**Supplied entries**
------
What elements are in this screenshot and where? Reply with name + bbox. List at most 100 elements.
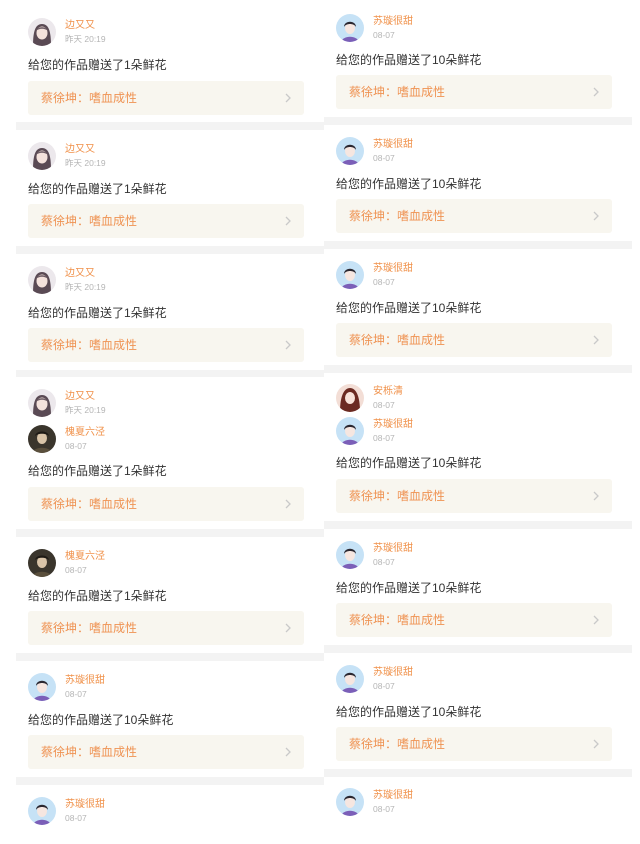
work-title: 蔡徐坤：嗜血成性 [41,91,138,105]
chevron-right-icon [282,622,294,634]
gift-message: 给您的作品赠送了1朵鲜花 [28,182,167,196]
avatar[interactable] [336,14,364,42]
avatar[interactable] [28,142,56,170]
work-title: 蔡徐坤：嗜血成性 [349,737,446,751]
gift-message: 给您的作品赠送了10朵鲜花 [336,581,482,595]
avatar[interactable] [336,384,364,412]
user-line[interactable]: 边又又 昨天 20:19 [28,389,308,419]
username[interactable]: 苏璇很甜 [65,675,105,687]
username[interactable]: 安栎清 [373,386,403,398]
card-separator [16,246,324,254]
user-line[interactable]: 苏璇很甜 08-07 [336,14,616,44]
timestamp: 08-07 [373,433,395,443]
notification-card: 苏璇很甜 08-07 [324,777,632,844]
work-link[interactable]: 蔡徐坤：嗜血成性 [336,479,612,513]
work-link[interactable]: 蔡徐坤：嗜血成性 [28,328,304,362]
work-link[interactable]: 蔡徐坤：嗜血成性 [28,81,304,115]
username[interactable]: 苏璇很甜 [373,543,413,555]
chevron-right-icon [282,339,294,351]
username[interactable]: 槐夏六泾 [65,427,105,439]
avatar[interactable] [336,665,364,693]
avatar[interactable] [336,541,364,569]
timestamp: 昨天 20:19 [65,282,106,292]
timestamp: 08-07 [373,557,395,567]
user-line[interactable]: 槐夏六泾 08-07 [28,425,308,455]
timestamp: 08-07 [373,681,395,691]
user-line[interactable]: 苏璇很甜 08-07 [28,673,308,703]
user-line[interactable]: 边又又 昨天 20:19 [28,142,308,172]
timestamp: 08-07 [65,813,87,823]
chevron-right-icon [282,215,294,227]
avatar[interactable] [336,137,364,165]
user-line[interactable]: 苏璇很甜 08-07 [336,137,616,167]
username[interactable]: 苏璇很甜 [373,263,413,275]
work-link[interactable]: 蔡徐坤：嗜血成性 [28,204,304,238]
card-separator [324,769,632,777]
avatar[interactable] [28,673,56,701]
work-title: 蔡徐坤：嗜血成性 [41,621,138,635]
work-link[interactable]: 蔡徐坤：嗜血成性 [28,735,304,769]
work-link[interactable]: 蔡徐坤：嗜血成性 [336,603,612,637]
work-title: 蔡徐坤：嗜血成性 [349,85,446,99]
username[interactable]: 苏璇很甜 [373,790,413,802]
username[interactable]: 苏璇很甜 [373,139,413,151]
work-link[interactable]: 蔡徐坤：嗜血成性 [336,75,612,109]
chevron-right-icon [590,86,602,98]
notification-card: 边又又昨天 20:19 给您的作品赠送了1朵鲜花蔡徐坤：嗜血成性 [16,254,324,370]
username[interactable]: 苏璇很甜 [65,799,105,811]
avatar[interactable] [28,797,56,825]
user-line[interactable]: 苏璇很甜 08-07 [336,788,616,818]
username[interactable]: 边又又 [65,20,95,32]
username[interactable]: 边又又 [65,144,95,156]
user-line[interactable]: 苏璇很甜 08-07 [336,417,616,447]
avatar[interactable] [28,18,56,46]
notification-card: 苏璇很甜 08-07 给您的作品赠送了10朵鲜花 蔡徐坤：嗜血成性 [324,0,632,117]
gift-message: 给您的作品赠送了10朵鲜花 [336,177,482,191]
avatar[interactable] [28,266,56,294]
avatar[interactable] [28,549,56,577]
work-link[interactable]: 蔡徐坤：嗜血成性 [28,611,304,645]
card-separator [324,521,632,529]
user-line[interactable]: 苏璇很甜 08-07 [336,261,616,291]
username[interactable]: 苏璇很甜 [373,667,413,679]
user-line[interactable]: 槐夏六泾 08-07 [28,549,308,579]
work-link[interactable]: 蔡徐坤：嗜血成性 [336,199,612,233]
gift-message: 给您的作品赠送了10朵鲜花 [28,713,174,727]
username[interactable]: 苏璇很甜 [373,16,413,28]
username[interactable]: 边又又 [65,268,95,280]
notification-card: 边又又 昨天 20:19 槐夏六泾 08-07 给您的作品赠送了1朵鲜花蔡徐坤：嗜血成性 [16,377,324,529]
card-separator [324,117,632,125]
user-line[interactable]: 苏璇很甜 08-07 [336,665,616,695]
notification-card: 苏璇很甜 08-07 给您的作品赠送了10朵鲜花 蔡徐坤：嗜血成性 [324,249,632,365]
gift-message: 给您的作品赠送了1朵鲜花 [28,306,167,320]
username[interactable]: 苏璇很甜 [373,419,413,431]
gift-message: 给您的作品赠送了1朵鲜花 [28,464,167,478]
user-line[interactable]: 安栎清 08-07 [336,384,616,414]
notification-card: 苏璇很甜 08-07 [16,785,324,844]
work-title: 蔡徐坤：嗜血成性 [349,489,446,503]
notification-card: 苏璇很甜 08-07 给您的作品赠送了10朵鲜花蔡徐坤：嗜血成性 [324,125,632,241]
avatar[interactable] [336,261,364,289]
user-line[interactable]: 苏璇很甜 08-07 [28,797,308,827]
timestamp: 08-07 [65,441,87,451]
user-line[interactable]: 苏璇很甜 08-07 [336,541,616,571]
avatar[interactable] [28,389,56,417]
username[interactable]: 槐夏六泾 [65,551,105,563]
user-line[interactable]: 边又又昨天 20:19 [28,266,308,296]
chevron-right-icon [590,210,602,222]
work-title: 蔡徐坤：嗜血成性 [41,745,138,759]
card-separator [16,653,324,661]
avatar[interactable] [336,417,364,445]
work-link[interactable]: 蔡徐坤：嗜血成性 [336,323,612,357]
work-link[interactable]: 蔡徐坤：嗜血成性 [336,727,612,761]
user-line[interactable]: 边又又昨天 20:19 [28,18,308,48]
card-separator [324,645,632,653]
avatar[interactable] [336,788,364,816]
notification-card: 苏璇很甜 08-07 给您的作品赠送了10朵鲜花蔡徐坤：嗜血成性 [16,661,324,777]
avatar[interactable] [28,425,56,453]
notification-card: 边又又 昨天 20:19 给您的作品赠送了1朵鲜花 蔡徐坤：嗜血成性 [16,0,324,122]
work-link[interactable]: 蔡徐坤：嗜血成性 [28,487,304,521]
username[interactable]: 边又又 [65,391,95,403]
timestamp: 昨天 20:19 [65,34,106,44]
work-title: 蔡徐坤：嗜血成性 [41,497,138,511]
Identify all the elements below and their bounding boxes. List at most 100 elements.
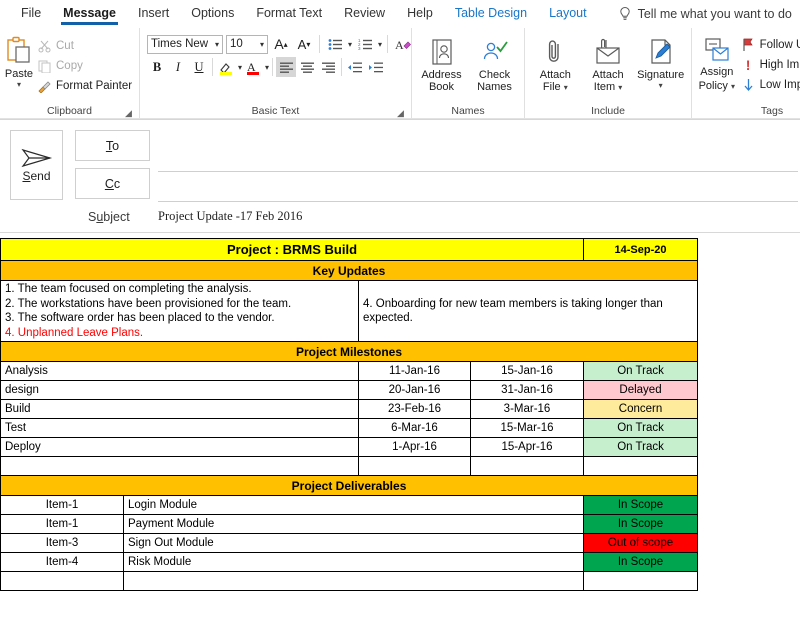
key-update-line: 4. Onboarding for new team members is ta… xyxy=(363,297,693,326)
mail-body[interactable]: Project : BRMS Build 14-Sep-20 Key Updat… xyxy=(0,233,800,608)
numbering-button[interactable]: 1 2 3 xyxy=(355,34,375,54)
table-row: Test 6-Mar-16 15-Mar-16 On Track xyxy=(1,419,698,438)
high-importance-label: High Importance xyxy=(760,59,800,71)
table-row: Item-1 Payment Module In Scope xyxy=(1,515,698,534)
status-badge: On Track xyxy=(584,438,698,457)
chevron-down-icon[interactable]: ▾ xyxy=(659,82,663,90)
chevron-down-icon[interactable]: ▾ xyxy=(260,40,264,49)
tab-insert[interactable]: Insert xyxy=(127,4,180,24)
deliverable-item: Item-3 xyxy=(1,534,124,553)
italic-button[interactable]: I xyxy=(168,57,188,77)
grow-font-button[interactable]: A▴ xyxy=(271,34,291,54)
attach-item-button[interactable]: Attach Item ▾ xyxy=(582,32,635,93)
status-badge: Delayed xyxy=(584,381,698,400)
tab-options[interactable]: Options xyxy=(180,4,245,24)
cc-input[interactable] xyxy=(158,201,798,202)
subject-input[interactable]: Project Update -17 Feb 2016 xyxy=(158,209,302,224)
chevron-down-icon[interactable]: ▾ xyxy=(348,40,352,49)
check-names-icon xyxy=(481,35,509,69)
milestone-name: Test xyxy=(1,419,359,438)
chevron-down-icon[interactable]: ▾ xyxy=(618,83,622,92)
table-row-key-updates: 1. The team focused on completing the an… xyxy=(1,281,698,342)
to-button[interactable]: To xyxy=(75,130,150,161)
clipboard-dialog-launcher-icon[interactable]: ◢ xyxy=(124,109,133,118)
table-row-deliverables-header: Project Deliverables xyxy=(1,476,698,496)
shrink-font-button[interactable]: A▾ xyxy=(294,34,314,54)
deliverable-item: Item-1 xyxy=(1,515,124,534)
format-painter-label: Format Painter xyxy=(56,80,132,92)
status-badge: Out of scope xyxy=(584,534,698,553)
tab-review[interactable]: Review xyxy=(333,4,396,24)
font-color-button[interactable]: A xyxy=(243,57,264,77)
high-importance-button[interactable]: ! High Importance xyxy=(738,55,800,75)
copy-button[interactable]: Copy xyxy=(34,56,136,76)
paste-button[interactable]: Paste ▾ xyxy=(4,32,34,89)
underline-button[interactable]: U xyxy=(189,57,209,77)
clipboard-group-label-text: Clipboard xyxy=(47,105,92,117)
increase-indent-button[interactable] xyxy=(366,57,386,77)
deliverable-name: Risk Module xyxy=(124,553,584,572)
to-input[interactable] xyxy=(158,171,798,172)
table-row: Item-4 Risk Module In Scope xyxy=(1,553,698,572)
cut-button[interactable]: Cut xyxy=(34,36,136,56)
chevron-down-icon[interactable]: ▾ xyxy=(265,63,269,72)
tab-layout[interactable]: Layout xyxy=(538,4,598,24)
table-row-milestones-header: Project Milestones xyxy=(1,342,698,362)
chevron-down-icon[interactable]: ▾ xyxy=(378,40,382,49)
bold-button[interactable]: B xyxy=(147,57,167,77)
key-updates-left-cell: 1. The team focused on completing the an… xyxy=(1,281,359,342)
milestone-name: Analysis xyxy=(1,362,359,381)
attach-item-label-1: Attach xyxy=(592,69,623,81)
low-importance-button[interactable]: Low Importance xyxy=(738,75,800,95)
align-right-button[interactable] xyxy=(318,57,338,77)
tab-help[interactable]: Help xyxy=(396,4,444,24)
milestone-start: 11-Jan-16 xyxy=(359,362,471,381)
chevron-down-icon[interactable]: ▾ xyxy=(238,63,242,72)
milestone-start: 6-Mar-16 xyxy=(359,419,471,438)
copy-icon xyxy=(38,60,51,73)
align-center-button[interactable] xyxy=(297,57,317,77)
deliverables-header-cell: Project Deliverables xyxy=(1,476,698,496)
milestone-end: 15-Mar-16 xyxy=(471,419,584,438)
align-left-button[interactable] xyxy=(276,57,296,77)
format-painter-button[interactable]: Format Painter xyxy=(34,76,136,96)
cc-button[interactable]: Cc xyxy=(75,168,150,199)
tab-message[interactable]: Message xyxy=(52,4,127,24)
send-label: Send xyxy=(22,169,50,183)
signature-button[interactable]: Signature ▾ xyxy=(634,32,687,90)
address-book-button[interactable]: Address Book xyxy=(416,32,467,93)
status-badge xyxy=(584,457,698,476)
basic-text-dialog-launcher-icon[interactable]: ◢ xyxy=(396,109,405,118)
follow-up-button[interactable]: Follow Up ▾ xyxy=(738,35,800,55)
assign-policy-button[interactable]: Assign Policy ▾ xyxy=(696,32,738,92)
decrease-indent-button[interactable] xyxy=(345,57,365,77)
chevron-down-icon[interactable]: ▾ xyxy=(215,40,219,49)
table-row-empty xyxy=(1,457,698,476)
chevron-down-icon[interactable]: ▾ xyxy=(731,82,735,91)
font-name-combo[interactable]: Times New ▾ xyxy=(147,35,223,54)
tell-me-label: Tell me what you want to do xyxy=(638,7,792,21)
low-importance-label: Low Importance xyxy=(760,79,800,91)
send-icon xyxy=(20,147,54,169)
project-date-cell: 14-Sep-20 xyxy=(584,239,698,261)
signature-label: Signature xyxy=(637,69,684,81)
text-highlight-color-button[interactable] xyxy=(216,57,237,77)
tab-file[interactable]: File xyxy=(10,4,52,24)
check-names-button[interactable]: Check Names xyxy=(469,32,520,93)
bullets-button[interactable] xyxy=(325,34,345,54)
deliverable-item xyxy=(1,572,124,591)
tab-format-text[interactable]: Format Text xyxy=(245,4,333,24)
milestone-start xyxy=(359,457,471,476)
assign-policy-icon xyxy=(703,36,731,64)
tell-me-search[interactable]: Tell me what you want to do xyxy=(618,6,792,22)
attach-file-button[interactable]: Attach File ▾ xyxy=(529,32,582,93)
signature-icon xyxy=(647,35,675,69)
paperclip-icon xyxy=(543,35,567,69)
chevron-down-icon[interactable]: ▾ xyxy=(17,81,21,89)
attach-item-icon xyxy=(593,35,623,69)
tab-table-design[interactable]: Table Design xyxy=(444,4,538,24)
chevron-down-icon[interactable]: ▾ xyxy=(564,83,568,92)
attach-file-label-1: Attach xyxy=(540,69,571,81)
font-size-combo[interactable]: 10 ▾ xyxy=(226,35,268,54)
send-button[interactable]: Send xyxy=(10,130,63,200)
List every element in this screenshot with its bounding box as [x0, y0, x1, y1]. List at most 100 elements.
------
**Written exercise**
Duplicate the lines of the records without any change, beginning with the line that contains "work-title: 蔡徐坤：嗜血成性 [41,91,138,105]" and ending with the line that contains "work-title: 蔡徐坤：嗜血成性 [349,737,446,751]", both included.

**Complete response**
work-title: 蔡徐坤：嗜血成性 [41,91,138,105]
chevron-right-icon [282,622,294,634]
gift-message: 给您的作品赠送了1朵鲜花 [28,182,167,196]
avatar[interactable] [336,14,364,42]
avatar[interactable] [28,142,56,170]
work-title: 蔡徐坤：嗜血成性 [349,737,446,751]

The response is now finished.